SET PROBLEM: Repeat the data verbatim.

MATERIAL TO PROCESS:
┌────────
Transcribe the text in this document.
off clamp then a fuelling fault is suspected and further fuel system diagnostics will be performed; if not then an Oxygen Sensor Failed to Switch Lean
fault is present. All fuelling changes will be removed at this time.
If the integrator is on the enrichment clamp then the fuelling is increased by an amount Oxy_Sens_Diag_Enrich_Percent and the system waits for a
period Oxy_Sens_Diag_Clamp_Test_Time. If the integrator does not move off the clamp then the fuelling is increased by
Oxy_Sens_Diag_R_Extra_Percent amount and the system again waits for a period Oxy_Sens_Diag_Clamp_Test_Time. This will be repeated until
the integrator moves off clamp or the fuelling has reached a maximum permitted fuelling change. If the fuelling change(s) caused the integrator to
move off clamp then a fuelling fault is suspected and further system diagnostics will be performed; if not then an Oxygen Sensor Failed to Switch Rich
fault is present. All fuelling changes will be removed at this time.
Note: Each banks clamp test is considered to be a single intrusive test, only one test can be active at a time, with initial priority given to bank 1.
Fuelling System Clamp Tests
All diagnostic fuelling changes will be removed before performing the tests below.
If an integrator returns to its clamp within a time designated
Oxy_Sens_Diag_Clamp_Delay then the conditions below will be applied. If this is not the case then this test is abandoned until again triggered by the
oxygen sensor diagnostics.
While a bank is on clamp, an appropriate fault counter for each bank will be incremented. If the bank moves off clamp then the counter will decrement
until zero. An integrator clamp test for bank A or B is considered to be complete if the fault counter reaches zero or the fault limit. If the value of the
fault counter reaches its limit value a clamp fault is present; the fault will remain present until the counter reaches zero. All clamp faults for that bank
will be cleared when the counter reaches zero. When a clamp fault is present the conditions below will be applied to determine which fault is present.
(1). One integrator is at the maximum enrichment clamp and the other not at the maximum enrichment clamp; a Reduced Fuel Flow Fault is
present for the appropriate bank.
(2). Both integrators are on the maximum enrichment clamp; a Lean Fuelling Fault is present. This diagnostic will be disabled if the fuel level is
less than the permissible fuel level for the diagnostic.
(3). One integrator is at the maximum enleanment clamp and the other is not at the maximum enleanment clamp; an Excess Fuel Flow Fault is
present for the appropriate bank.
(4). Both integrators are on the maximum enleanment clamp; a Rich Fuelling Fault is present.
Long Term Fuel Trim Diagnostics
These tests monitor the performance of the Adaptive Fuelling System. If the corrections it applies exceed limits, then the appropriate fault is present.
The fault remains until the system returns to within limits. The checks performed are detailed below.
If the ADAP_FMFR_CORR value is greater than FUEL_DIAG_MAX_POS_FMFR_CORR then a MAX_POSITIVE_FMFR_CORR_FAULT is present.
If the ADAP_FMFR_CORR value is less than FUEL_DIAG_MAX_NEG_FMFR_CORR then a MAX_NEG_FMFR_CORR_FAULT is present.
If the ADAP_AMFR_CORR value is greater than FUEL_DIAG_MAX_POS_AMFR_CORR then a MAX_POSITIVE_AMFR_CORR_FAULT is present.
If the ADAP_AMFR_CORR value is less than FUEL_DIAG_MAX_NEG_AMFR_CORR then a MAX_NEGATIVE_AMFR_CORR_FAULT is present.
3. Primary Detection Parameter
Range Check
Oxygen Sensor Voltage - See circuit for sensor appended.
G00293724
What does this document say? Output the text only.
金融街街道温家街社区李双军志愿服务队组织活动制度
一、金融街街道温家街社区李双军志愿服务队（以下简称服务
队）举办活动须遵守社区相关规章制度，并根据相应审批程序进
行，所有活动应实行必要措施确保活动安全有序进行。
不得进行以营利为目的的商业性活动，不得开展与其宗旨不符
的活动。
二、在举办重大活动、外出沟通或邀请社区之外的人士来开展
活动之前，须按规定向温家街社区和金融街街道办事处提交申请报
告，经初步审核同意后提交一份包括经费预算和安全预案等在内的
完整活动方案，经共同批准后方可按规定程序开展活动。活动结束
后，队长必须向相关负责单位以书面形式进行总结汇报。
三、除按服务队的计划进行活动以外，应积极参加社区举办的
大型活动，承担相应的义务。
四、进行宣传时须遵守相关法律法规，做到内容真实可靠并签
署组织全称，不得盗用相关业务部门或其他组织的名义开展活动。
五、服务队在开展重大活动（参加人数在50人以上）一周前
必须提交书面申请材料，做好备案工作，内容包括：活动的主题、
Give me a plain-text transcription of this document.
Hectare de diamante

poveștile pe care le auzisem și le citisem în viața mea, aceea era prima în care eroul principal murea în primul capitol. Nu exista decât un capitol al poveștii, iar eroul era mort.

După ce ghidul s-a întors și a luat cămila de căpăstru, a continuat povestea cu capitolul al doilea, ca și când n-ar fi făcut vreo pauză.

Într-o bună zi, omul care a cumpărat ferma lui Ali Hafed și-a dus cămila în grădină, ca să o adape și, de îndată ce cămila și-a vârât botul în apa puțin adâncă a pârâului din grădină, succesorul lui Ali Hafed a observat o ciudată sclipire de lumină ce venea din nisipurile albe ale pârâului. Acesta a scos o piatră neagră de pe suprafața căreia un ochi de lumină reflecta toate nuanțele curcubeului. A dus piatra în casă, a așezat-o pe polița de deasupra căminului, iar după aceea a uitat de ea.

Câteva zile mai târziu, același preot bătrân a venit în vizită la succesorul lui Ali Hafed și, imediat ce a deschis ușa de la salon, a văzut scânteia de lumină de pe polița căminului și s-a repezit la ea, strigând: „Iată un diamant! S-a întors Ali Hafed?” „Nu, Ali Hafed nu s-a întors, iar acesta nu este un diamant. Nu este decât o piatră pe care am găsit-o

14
└────────
RESPONSE:
Transcribe the text in this document.
off clamp then a fuelling fault is suspected and further fuel system diagnostics will be performed; if not then an Oxygen Sensor Failed to Switch Lean
fault is present. All fuelling changes will be removed at this time.
If the integrator is on the enrichment clamp then the fuelling is increased by an amount Oxy_Sens_Diag_Enrich_Percent and the system waits for a
period Oxy_Sens_Diag_Clamp_Test_Time. If the integrator does not move off the clamp then the fuelling is increased by
Oxy_Sens_Diag_R_Extra_Percent amount and the system again waits for a period Oxy_Sens_Diag_Clamp_Test_Time. This will be repeated until
the integrator moves off clamp or the fuelling has reached a maximum permitted fuelling change. If the fuelling change(s) caused the integrator to
move off clamp then a fuelling fault is suspected and further system diagnostics will be performed; if not then an Oxygen Sensor Failed to Switch Rich
fault is present. All fuelling changes will be removed at this time.
Note: Each banks clamp test is considered to be a single intrusive test, only one test can be active at a time, with initial priority given to bank 1.
Fuelling System Clamp Tests
All diagnostic fuelling changes will be removed before performing the tests below.
If an integrator returns to its clamp within a time designated
Oxy_Sens_Diag_Clamp_Delay then the conditions below will be applied. If this is not the case then this test is abandoned until again triggered by the
oxygen sensor diagnostics.
While a bank is on clamp, an appropriate fault counter for each bank will be incremented. If the bank moves off clamp then the counter will decrement
until zero. An integrator clamp test for bank A or B is considered to be complete if the fault counter reaches zero or the fault limit. If the value of the
fault counter reaches its limit value a clamp fault is present; the fault will remain present until the counter reaches zero. All clamp faults for that bank
will be cleared when the counter reaches zero. When a clamp fault is present the conditions below will be applied to determine which fault is present.
(1). One integrator is at the maximum enrichment clamp and the other not at the maximum enrichment clamp; a Reduced Fuel Flow Fault is
present for the appropriate bank.
(2). Both integrators are on the maximum enrichment clamp; a Lean Fuelling Fault is present. This diagnostic will be disabled if the fuel level is
less than the permissible fuel level for the diagnostic.
(3). One integrator is at the maximum enleanment clamp and the other is not at the maximum enleanment clamp; an Excess Fuel Flow Fault is
present for the appropriate bank.
(4). Both integrators are on the maximum enleanment clamp; a Rich Fuelling Fault is present.
Long Term Fuel Trim Diagnostics
These tests monitor the performance of the Adaptive Fuelling System. If the corrections it applies exceed limits, then the appropriate fault is present.
The fault remains until the system returns to within limits. The checks performed are detailed below.
If the ADAP_FMFR_CORR value is greater than FUEL_DIAG_MAX_POS_FMFR_CORR then a MAX_POSITIVE_FMFR_CORR_FAULT is present.
If the ADAP_FMFR_CORR value is less than FUEL_DIAG_MAX_NEG_FMFR_CORR then a MAX_NEG_FMFR_CORR_FAULT is present.
If the ADAP_AMFR_CORR value is greater than FUEL_DIAG_MAX_POS_AMFR_CORR then a MAX_POSITIVE_AMFR_CORR_FAULT is present.
If the ADAP_AMFR_CORR value is less than FUEL_DIAG_MAX_NEG_AMFR_CORR then a MAX_NEGATIVE_AMFR_CORR_FAULT is present.
3. Primary Detection Parameter
Range Check
Oxygen Sensor Voltage - See circuit for sensor appended.
G00293724
What does this document say? Output the text only.
金融街街道温家街社区李双军志愿服务队组织活动制度
一、金融街街道温家街社区李双军志愿服务队（以下简称服务
队）举办活动须遵守社区相关规章制度，并根据相应审批程序进
行，所有活动应实行必要措施确保活动安全有序进行。
不得进行以营利为目的的商业性活动，不得开展与其宗旨不符
的活动。
二、在举办重大活动、外出沟通或邀请社区之外的人士来开展
活动之前，须按规定向温家街社区和金融街街道办事处提交申请报
告，经初步审核同意后提交一份包括经费预算和安全预案等在内的
完整活动方案，经共同批准后方可按规定程序开展活动。活动结束
后，队长必须向相关负责单位以书面形式进行总结汇报。
三、除按服务队的计划进行活动以外，应积极参加社区举办的
大型活动，承担相应的义务。
四、进行宣传时须遵守相关法律法规，做到内容真实可靠并签
署组织全称，不得盗用相关业务部门或其他组织的名义开展活动。
五、服务队在开展重大活动（参加人数在50人以上）一周前
必须提交书面申请材料，做好备案工作，内容包括：活动的主题、
Give me a plain-text transcription of this document.
Hectare de diamante

poveștile pe care le auzisem și le citisem în viața mea, aceea era prima în care eroul principal murea în primul capitol. Nu exista decât un capitol al poveștii, iar eroul era mort.

După ce ghidul s-a întors și a luat cămila de căpăstru, a continuat povestea cu capitolul al doilea, ca și când n-ar fi făcut vreo pauză.

Într-o bună zi, omul care a cumpărat ferma lui Ali Hafed și-a dus cămila în grădină, ca să o adape și, de îndată ce cămila și-a vârât botul în apa puțin adâncă a pârâului din grădină, succesorul lui Ali Hafed a observat o ciudată sclipire de lumină ce venea din nisipurile albe ale pârâului. Acesta a scos o piatră neagră de pe suprafața căreia un ochi de lumină reflecta toate nuanțele curcubeului. A dus piatra în casă, a așezat-o pe polița de deasupra căminului, iar după aceea a uitat de ea.

Câteva zile mai târziu, același preot bătrân a venit în vizită la succesorul lui Ali Hafed și, imediat ce a deschis ușa de la salon, a văzut scânteia de lumină de pe polița căminului și s-a repezit la ea, strigând: „Iată un diamant! S-a întors Ali Hafed?” „Nu, Ali Hafed nu s-a întors, iar acesta nu este un diamant. Nu este decât o piatră pe care am găsit-o

14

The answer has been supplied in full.